===== SELECTED PASSAGE

According to PeakOil -> The Hindu

See Newspaper Cut out: Article 1 and Article 2 

Canberra, Oct 27. (AP): Australia’s Government says, its plans to create the world’s largest solar power station by turning a wasteland into a glistening field of mirrors is a step toward making the sun-drenched country a world leader in clean energy.

But critics say the Government, which is riding on the back of an economic boom driven by sales of Australia’s main export, coal, and other resources, is moving too slowly on less-polluting alternatives to fossil fuels and is using clean-energy arguments to launch a nuclear power industry.

The Government, under fire for refusing to sign the Kyoto Protocol on reducing greenhouse gas emissions, on Wednesday pledged 75 million Australian dollars ($ 57 million; euro 45 million) to help build the world’s largest solar power plant in Victoria state.

The plant is to consist of almost

The collectors, known as heliostats, will follow the sun and channel its energy into the national power grid. Construction is to begin in 2008 and the A$420 million ($ 319 million; euro 254 million) plant is scheduled to generate 154 megawatts of electricity _ enough to power 45,000 homes _ by 2013.

==========
===== DATA EXTRACTS

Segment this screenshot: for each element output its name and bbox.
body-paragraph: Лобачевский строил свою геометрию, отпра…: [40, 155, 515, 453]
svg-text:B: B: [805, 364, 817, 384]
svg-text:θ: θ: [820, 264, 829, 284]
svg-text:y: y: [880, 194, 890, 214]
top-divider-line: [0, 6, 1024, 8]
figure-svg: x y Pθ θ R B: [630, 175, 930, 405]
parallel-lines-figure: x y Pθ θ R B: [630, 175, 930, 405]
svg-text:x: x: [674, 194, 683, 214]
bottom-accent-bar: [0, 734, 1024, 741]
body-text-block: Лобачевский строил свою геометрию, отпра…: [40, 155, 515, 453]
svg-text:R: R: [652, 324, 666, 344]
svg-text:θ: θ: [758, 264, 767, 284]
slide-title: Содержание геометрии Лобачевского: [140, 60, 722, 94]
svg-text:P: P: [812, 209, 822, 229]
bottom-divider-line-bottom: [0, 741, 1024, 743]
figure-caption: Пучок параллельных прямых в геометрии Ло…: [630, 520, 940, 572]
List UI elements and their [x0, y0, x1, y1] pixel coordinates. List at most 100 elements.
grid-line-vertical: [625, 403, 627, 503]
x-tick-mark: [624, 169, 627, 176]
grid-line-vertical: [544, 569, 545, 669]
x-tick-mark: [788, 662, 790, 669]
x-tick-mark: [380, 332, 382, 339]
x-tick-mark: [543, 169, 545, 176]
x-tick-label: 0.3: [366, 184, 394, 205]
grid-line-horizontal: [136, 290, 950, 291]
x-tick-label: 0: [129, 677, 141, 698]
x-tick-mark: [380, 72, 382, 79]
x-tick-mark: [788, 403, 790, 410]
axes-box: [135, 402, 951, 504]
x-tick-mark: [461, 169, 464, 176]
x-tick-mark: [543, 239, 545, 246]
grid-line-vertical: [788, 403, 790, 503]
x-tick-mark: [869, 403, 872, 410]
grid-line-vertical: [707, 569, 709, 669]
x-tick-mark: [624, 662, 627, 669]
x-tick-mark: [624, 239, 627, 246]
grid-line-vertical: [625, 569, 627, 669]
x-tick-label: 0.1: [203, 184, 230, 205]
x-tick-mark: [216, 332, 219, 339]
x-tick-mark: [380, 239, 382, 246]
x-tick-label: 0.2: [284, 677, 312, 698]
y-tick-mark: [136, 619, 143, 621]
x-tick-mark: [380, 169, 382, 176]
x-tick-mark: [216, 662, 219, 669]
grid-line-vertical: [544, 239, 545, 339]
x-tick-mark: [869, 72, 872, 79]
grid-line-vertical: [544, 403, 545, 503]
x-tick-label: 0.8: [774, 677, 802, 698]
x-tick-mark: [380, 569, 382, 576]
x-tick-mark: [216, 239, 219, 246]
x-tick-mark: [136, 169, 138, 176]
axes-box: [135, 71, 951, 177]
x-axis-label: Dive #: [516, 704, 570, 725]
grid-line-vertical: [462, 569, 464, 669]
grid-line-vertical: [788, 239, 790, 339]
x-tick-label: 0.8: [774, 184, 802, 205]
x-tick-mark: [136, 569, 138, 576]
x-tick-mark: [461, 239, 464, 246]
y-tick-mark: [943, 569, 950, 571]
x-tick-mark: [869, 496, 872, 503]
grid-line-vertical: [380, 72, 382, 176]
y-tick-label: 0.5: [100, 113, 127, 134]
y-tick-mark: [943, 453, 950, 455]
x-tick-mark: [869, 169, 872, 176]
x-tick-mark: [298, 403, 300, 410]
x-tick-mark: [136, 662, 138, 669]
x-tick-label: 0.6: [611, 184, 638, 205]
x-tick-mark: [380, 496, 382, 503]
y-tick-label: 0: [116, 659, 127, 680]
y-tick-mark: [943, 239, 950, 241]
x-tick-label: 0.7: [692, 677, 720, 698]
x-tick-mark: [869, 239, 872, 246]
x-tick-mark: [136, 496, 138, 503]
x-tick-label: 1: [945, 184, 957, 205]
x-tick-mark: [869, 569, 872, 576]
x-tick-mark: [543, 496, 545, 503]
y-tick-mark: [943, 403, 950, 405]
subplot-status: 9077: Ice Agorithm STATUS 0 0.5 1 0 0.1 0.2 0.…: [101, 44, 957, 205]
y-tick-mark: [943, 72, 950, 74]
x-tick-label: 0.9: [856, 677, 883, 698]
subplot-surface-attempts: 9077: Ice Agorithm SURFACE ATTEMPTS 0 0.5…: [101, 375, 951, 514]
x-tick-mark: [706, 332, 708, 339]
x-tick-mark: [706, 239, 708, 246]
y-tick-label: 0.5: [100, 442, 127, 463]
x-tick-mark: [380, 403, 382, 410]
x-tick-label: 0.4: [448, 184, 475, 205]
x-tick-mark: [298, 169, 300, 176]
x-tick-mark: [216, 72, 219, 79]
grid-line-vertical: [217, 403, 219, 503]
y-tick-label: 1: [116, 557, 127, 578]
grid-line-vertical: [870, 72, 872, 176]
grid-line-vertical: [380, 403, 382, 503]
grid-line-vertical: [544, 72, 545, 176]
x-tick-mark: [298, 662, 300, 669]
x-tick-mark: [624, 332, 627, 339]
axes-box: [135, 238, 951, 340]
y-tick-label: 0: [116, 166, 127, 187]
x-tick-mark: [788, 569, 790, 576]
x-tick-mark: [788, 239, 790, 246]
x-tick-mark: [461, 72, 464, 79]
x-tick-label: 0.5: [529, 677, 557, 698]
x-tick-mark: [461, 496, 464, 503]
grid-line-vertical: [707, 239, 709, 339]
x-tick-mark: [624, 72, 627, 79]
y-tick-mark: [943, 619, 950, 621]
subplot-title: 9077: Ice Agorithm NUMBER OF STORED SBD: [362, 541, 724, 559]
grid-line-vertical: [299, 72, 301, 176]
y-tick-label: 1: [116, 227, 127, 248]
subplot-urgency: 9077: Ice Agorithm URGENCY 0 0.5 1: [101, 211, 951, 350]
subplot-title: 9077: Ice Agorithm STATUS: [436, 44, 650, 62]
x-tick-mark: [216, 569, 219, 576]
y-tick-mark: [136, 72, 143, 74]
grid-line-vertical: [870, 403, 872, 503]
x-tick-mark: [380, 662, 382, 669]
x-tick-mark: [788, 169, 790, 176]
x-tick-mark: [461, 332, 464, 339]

==========

> **WHAT YOU WILL DO**
**A.** Reproduce the article on Australia's solar power station, starting with "Canberra, Oct 27." and going on through "in clean energy.".
**B.** Answer these questions using the article on Australia's solar power station.
(i) How much money did the Government pledge on Wednesday toward the solar plant, in Australian dollars?
(ii) In what year is construction to begin?
(iii) How many homes will the plant's 154 megawatts be enough to power?
**C.** Go on with the article on Australia's solar power station, beginning after its last sentence.

> **RESULTS FOR EACH TASK**
**A.**
Canberra, Oct 27. (AP): Australia’s Government says, its plans to create the world’s largest solar power station by turning a wasteland into a glistening field of mirrors is a step toward making the sun-drenched country a world leader in clean energy.

**B.**
(i) 75 million Australian dollars
(ii) 2008
(iii) 45,000 homes

**C.**
My strong conviction has been for a couple of years now that Australia should be and will be the leader in solar technologies in the world,” Environment Minister Ian Campbell told Australian Broadcasting Corp. television late on Wednesday.

But he warned that solar energy was not a silver bullet, and that learning to capture pollution from coal-fired power stations and expanding nuclear generation were also part of making energy cleaner.

The government also announced funding of A$50 million ($ 38 million; euro 30 million) toward a A$360 million ($ 274 million; euro 218 million) project to reduce carbon emissions from an existing coal-fired power plant in the same State.

That protect is to be completed by 2009, reducing greenhouse gas emissions from the power stacks by 30 percent.

“Finding technology transfer mechanisms so that you can get these technologies developed in a place like Australia and very quickly moved to places like China is really the front edge of the problem and the challenge,” Campbell said.

Campbell said Australia’s power generation, which is mostly coal-fired, could become predominantly solar if the technology proved cost effective, noting that it was far from that now.

Prime Minister John Howard has said solar energy can’t provide the bulk of the world’s burgeoning energy needs, and will only a supplemental source.

Solar power will never be able to provide base-load power … in the way that, say, coal and, I believe in the long run, nuclear power can,” Howard said. “But it’s part of the response.”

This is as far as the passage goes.